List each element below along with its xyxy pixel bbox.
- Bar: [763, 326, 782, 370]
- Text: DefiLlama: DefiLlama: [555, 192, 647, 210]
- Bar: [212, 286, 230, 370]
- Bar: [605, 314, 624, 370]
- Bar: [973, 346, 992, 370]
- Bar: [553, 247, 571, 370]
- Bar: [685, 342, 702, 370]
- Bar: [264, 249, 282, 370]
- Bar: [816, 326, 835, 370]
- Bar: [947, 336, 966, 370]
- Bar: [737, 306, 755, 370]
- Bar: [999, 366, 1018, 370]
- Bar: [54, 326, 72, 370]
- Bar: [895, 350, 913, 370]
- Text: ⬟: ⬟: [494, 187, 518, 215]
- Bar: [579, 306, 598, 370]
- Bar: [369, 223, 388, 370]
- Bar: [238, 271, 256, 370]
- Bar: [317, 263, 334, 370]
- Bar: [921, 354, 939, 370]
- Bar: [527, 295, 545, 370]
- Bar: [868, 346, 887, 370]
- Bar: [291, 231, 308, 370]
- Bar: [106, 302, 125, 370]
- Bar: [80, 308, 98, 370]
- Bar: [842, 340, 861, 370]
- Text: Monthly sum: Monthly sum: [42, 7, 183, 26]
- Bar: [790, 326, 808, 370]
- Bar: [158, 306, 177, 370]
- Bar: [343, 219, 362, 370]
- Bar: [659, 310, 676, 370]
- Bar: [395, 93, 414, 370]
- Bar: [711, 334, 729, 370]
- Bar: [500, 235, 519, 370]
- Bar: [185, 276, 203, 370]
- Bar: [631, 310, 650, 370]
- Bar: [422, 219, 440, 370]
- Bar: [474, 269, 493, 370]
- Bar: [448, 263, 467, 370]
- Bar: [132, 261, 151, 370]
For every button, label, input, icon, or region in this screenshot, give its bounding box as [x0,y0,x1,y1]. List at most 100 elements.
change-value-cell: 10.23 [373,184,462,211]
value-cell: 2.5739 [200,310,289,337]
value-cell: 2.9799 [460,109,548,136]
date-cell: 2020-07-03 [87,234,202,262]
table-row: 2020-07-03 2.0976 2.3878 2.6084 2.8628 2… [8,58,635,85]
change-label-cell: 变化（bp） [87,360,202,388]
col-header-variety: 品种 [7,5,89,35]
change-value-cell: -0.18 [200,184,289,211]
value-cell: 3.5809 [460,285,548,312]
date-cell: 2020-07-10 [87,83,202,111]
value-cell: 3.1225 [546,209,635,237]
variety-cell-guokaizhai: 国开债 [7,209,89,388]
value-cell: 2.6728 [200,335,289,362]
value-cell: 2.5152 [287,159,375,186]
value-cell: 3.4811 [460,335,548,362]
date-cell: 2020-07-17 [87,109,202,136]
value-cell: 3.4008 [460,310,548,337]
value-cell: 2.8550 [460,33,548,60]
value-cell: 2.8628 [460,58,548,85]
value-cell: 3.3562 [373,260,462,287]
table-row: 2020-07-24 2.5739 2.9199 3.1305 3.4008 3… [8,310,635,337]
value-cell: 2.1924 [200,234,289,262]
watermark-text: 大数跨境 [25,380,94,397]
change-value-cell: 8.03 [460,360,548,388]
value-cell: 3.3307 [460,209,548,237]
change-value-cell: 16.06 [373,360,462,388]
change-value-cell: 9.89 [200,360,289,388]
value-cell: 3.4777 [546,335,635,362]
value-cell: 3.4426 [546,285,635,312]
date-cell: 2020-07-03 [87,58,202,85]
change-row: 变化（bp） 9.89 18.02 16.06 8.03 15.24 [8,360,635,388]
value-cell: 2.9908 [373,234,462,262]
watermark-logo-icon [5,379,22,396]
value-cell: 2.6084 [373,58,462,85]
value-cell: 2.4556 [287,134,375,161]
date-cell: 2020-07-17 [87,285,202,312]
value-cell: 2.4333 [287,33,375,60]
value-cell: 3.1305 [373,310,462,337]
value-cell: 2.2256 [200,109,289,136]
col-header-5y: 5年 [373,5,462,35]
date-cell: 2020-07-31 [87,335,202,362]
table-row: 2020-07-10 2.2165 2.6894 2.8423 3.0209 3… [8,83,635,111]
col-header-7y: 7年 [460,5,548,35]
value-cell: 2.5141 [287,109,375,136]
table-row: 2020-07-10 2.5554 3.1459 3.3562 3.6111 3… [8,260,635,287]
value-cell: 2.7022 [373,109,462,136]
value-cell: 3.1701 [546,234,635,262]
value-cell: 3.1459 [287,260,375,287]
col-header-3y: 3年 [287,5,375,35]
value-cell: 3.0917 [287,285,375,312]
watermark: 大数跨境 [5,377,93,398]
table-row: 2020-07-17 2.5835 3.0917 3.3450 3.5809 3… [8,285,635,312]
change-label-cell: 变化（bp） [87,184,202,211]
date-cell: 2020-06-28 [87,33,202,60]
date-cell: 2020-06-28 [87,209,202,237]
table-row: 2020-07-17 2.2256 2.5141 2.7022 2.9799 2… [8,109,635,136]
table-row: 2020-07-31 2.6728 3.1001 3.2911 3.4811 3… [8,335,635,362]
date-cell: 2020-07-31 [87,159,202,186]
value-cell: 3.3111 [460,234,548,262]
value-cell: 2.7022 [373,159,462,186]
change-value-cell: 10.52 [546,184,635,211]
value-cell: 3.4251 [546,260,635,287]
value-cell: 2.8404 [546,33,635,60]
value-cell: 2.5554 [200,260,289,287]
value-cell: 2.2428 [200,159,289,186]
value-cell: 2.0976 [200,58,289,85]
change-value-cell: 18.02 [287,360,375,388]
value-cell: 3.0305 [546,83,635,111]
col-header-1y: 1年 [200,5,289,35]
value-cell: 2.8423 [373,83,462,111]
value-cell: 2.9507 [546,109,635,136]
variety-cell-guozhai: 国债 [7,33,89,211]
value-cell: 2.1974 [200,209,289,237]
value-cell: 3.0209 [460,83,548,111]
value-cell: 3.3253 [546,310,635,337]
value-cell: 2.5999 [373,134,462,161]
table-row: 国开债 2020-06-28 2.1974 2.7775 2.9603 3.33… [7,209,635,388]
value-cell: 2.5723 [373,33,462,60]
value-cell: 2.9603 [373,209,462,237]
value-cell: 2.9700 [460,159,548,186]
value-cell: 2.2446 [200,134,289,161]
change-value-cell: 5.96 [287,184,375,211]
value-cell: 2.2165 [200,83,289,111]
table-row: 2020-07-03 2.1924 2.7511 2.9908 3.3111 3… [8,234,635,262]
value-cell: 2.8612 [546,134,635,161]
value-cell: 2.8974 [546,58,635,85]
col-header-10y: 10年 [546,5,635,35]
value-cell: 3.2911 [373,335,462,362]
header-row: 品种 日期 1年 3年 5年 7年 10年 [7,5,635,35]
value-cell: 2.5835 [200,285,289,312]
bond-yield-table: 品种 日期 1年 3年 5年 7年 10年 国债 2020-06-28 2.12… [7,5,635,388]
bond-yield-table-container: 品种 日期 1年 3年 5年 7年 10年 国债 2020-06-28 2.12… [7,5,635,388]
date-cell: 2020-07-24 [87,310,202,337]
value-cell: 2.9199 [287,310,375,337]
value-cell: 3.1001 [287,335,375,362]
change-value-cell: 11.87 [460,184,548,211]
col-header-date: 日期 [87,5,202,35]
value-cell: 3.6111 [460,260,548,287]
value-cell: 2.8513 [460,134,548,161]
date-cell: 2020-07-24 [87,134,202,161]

= = = =

| Prompt |
Return every line of the listing above unchanged and in the same order.

| Correct result |
List each element below along with its xyxy pixel bbox.
- Bar: [763, 326, 782, 370]
- Text: DefiLlama: DefiLlama: [555, 192, 647, 210]
- Bar: [212, 286, 230, 370]
- Bar: [605, 314, 624, 370]
- Bar: [973, 346, 992, 370]
- Bar: [553, 247, 571, 370]
- Bar: [685, 342, 702, 370]
- Bar: [264, 249, 282, 370]
- Bar: [816, 326, 835, 370]
- Bar: [947, 336, 966, 370]
- Bar: [737, 306, 755, 370]
- Bar: [999, 366, 1018, 370]
- Bar: [54, 326, 72, 370]
- Bar: [895, 350, 913, 370]
- Text: ⬟: ⬟: [494, 187, 518, 215]
- Bar: [579, 306, 598, 370]
- Bar: [369, 223, 388, 370]
- Bar: [238, 271, 256, 370]
- Bar: [317, 263, 334, 370]
- Bar: [921, 354, 939, 370]
- Bar: [527, 295, 545, 370]
- Bar: [868, 346, 887, 370]
- Bar: [291, 231, 308, 370]
- Bar: [106, 302, 125, 370]
- Bar: [80, 308, 98, 370]
- Bar: [842, 340, 861, 370]
- Text: Monthly sum: Monthly sum: [42, 7, 183, 26]
- Bar: [790, 326, 808, 370]
- Bar: [158, 306, 177, 370]
- Bar: [343, 219, 362, 370]
- Bar: [659, 310, 676, 370]
- Bar: [395, 93, 414, 370]
- Bar: [711, 334, 729, 370]
- Bar: [500, 235, 519, 370]
- Bar: [185, 276, 203, 370]
- Bar: [631, 310, 650, 370]
- Bar: [422, 219, 440, 370]
- Bar: [474, 269, 493, 370]
- Bar: [448, 263, 467, 370]
- Bar: [132, 261, 151, 370]
For every button, label, input, icon, or region in this screenshot, give its bounding box as [x0,y0,x1,y1]. List at most 100 elements.
change-value-cell: 10.23 [373,184,462,211]
value-cell: 2.5739 [200,310,289,337]
value-cell: 2.9799 [460,109,548,136]
date-cell: 2020-07-03 [87,234,202,262]
table-row: 2020-07-03 2.0976 2.3878 2.6084 2.8628 2… [8,58,635,85]
change-label-cell: 变化（bp） [87,360,202,388]
col-header-variety: 品种 [7,5,89,35]
change-value-cell: -0.18 [200,184,289,211]
value-cell: 3.5809 [460,285,548,312]
date-cell: 2020-07-10 [87,83,202,111]
value-cell: 3.1225 [546,209,635,237]
variety-cell-guokaizhai: 国开债 [7,209,89,388]
value-cell: 2.6728 [200,335,289,362]
value-cell: 2.5152 [287,159,375,186]
value-cell: 3.4811 [460,335,548,362]
date-cell: 2020-07-17 [87,109,202,136]
value-cell: 3.4008 [460,310,548,337]
value-cell: 2.8550 [460,33,548,60]
value-cell: 2.8628 [460,58,548,85]
value-cell: 3.3562 [373,260,462,287]
table-row: 2020-07-24 2.5739 2.9199 3.1305 3.4008 3… [8,310,635,337]
value-cell: 2.1924 [200,234,289,262]
watermark-text: 大数跨境 [25,380,94,397]
change-value-cell: 8.03 [460,360,548,388]
value-cell: 3.3307 [460,209,548,237]
change-value-cell: 16.06 [373,360,462,388]
change-value-cell: 9.89 [200,360,289,388]
value-cell: 3.4777 [546,335,635,362]
value-cell: 3.4426 [546,285,635,312]
date-cell: 2020-07-03 [87,58,202,85]
change-row: 变化（bp） 9.89 18.02 16.06 8.03 15.24 [8,360,635,388]
value-cell: 2.9908 [373,234,462,262]
watermark-logo-icon [5,379,22,396]
value-cell: 2.6084 [373,58,462,85]
value-cell: 2.4556 [287,134,375,161]
date-cell: 2020-07-17 [87,285,202,312]
value-cell: 2.4333 [287,33,375,60]
value-cell: 3.1305 [373,310,462,337]
value-cell: 2.2256 [200,109,289,136]
col-header-5y: 5年 [373,5,462,35]
date-cell: 2020-07-31 [87,335,202,362]
table-row: 2020-07-10 2.2165 2.6894 2.8423 3.0209 3… [8,83,635,111]
col-header-7y: 7年 [460,5,548,35]
value-cell: 2.5141 [287,109,375,136]
table-row: 2020-07-10 2.5554 3.1459 3.3562 3.6111 3… [8,260,635,287]
value-cell: 2.7022 [373,109,462,136]
value-cell: 3.1701 [546,234,635,262]
value-cell: 3.1459 [287,260,375,287]
col-header-3y: 3年 [287,5,375,35]
value-cell: 3.0917 [287,285,375,312]
watermark: 大数跨境 [5,377,93,398]
table-row: 2020-07-17 2.5835 3.0917 3.3450 3.5809 3… [8,285,635,312]
change-label-cell: 变化（bp） [87,184,202,211]
date-cell: 2020-06-28 [87,33,202,60]
date-cell: 2020-06-28 [87,209,202,237]
table-row: 2020-07-17 2.2256 2.5141 2.7022 2.9799 2… [8,109,635,136]
table-row: 2020-07-31 2.6728 3.1001 3.2911 3.4811 3… [8,335,635,362]
date-cell: 2020-07-31 [87,159,202,186]
value-cell: 3.3111 [460,234,548,262]
value-cell: 2.7022 [373,159,462,186]
change-value-cell: 10.52 [546,184,635,211]
value-cell: 3.4251 [546,260,635,287]
value-cell: 2.8404 [546,33,635,60]
value-cell: 2.5554 [200,260,289,287]
value-cell: 2.2428 [200,159,289,186]
value-cell: 2.0976 [200,58,289,85]
change-value-cell: 18.02 [287,360,375,388]
value-cell: 3.0305 [546,83,635,111]
col-header-1y: 1年 [200,5,289,35]
value-cell: 2.8423 [373,83,462,111]
value-cell: 2.9507 [546,109,635,136]
variety-cell-guozhai: 国债 [7,33,89,211]
value-cell: 2.1974 [200,209,289,237]
value-cell: 3.0209 [460,83,548,111]
value-cell: 3.3253 [546,310,635,337]
value-cell: 2.5999 [373,134,462,161]
table-row: 国开债 2020-06-28 2.1974 2.7775 2.9603 3.33… [7,209,635,388]
value-cell: 2.5723 [373,33,462,60]
value-cell: 2.9603 [373,209,462,237]
value-cell: 2.9700 [460,159,548,186]
value-cell: 2.2446 [200,134,289,161]
change-value-cell: 5.96 [287,184,375,211]
value-cell: 2.2165 [200,83,289,111]
table-row: 2020-07-03 2.1924 2.7511 2.9908 3.3111 3… [8,234,635,262]
value-cell: 2.8612 [546,134,635,161]
value-cell: 2.8974 [546,58,635,85]
col-header-10y: 10年 [546,5,635,35]
value-cell: 3.2911 [373,335,462,362]
header-row: 品种 日期 1年 3年 5年 7年 10年 [7,5,635,35]
value-cell: 2.5835 [200,285,289,312]
bond-yield-table: 品种 日期 1年 3年 5年 7年 10年 国债 2020-06-28 2.12… [7,5,635,388]
bond-yield-table-container: 品种 日期 1年 3年 5年 7年 10年 国债 2020-06-28 2.12… [7,5,635,388]
date-cell: 2020-07-24 [87,310,202,337]
value-cell: 2.9199 [287,310,375,337]
value-cell: 3.1001 [287,335,375,362]
change-value-cell: 11.87 [460,184,548,211]
col-header-date: 日期 [87,5,202,35]
value-cell: 3.6111 [460,260,548,287]
value-cell: 2.8513 [460,134,548,161]
date-cell: 2020-07-24 [87,134,202,161]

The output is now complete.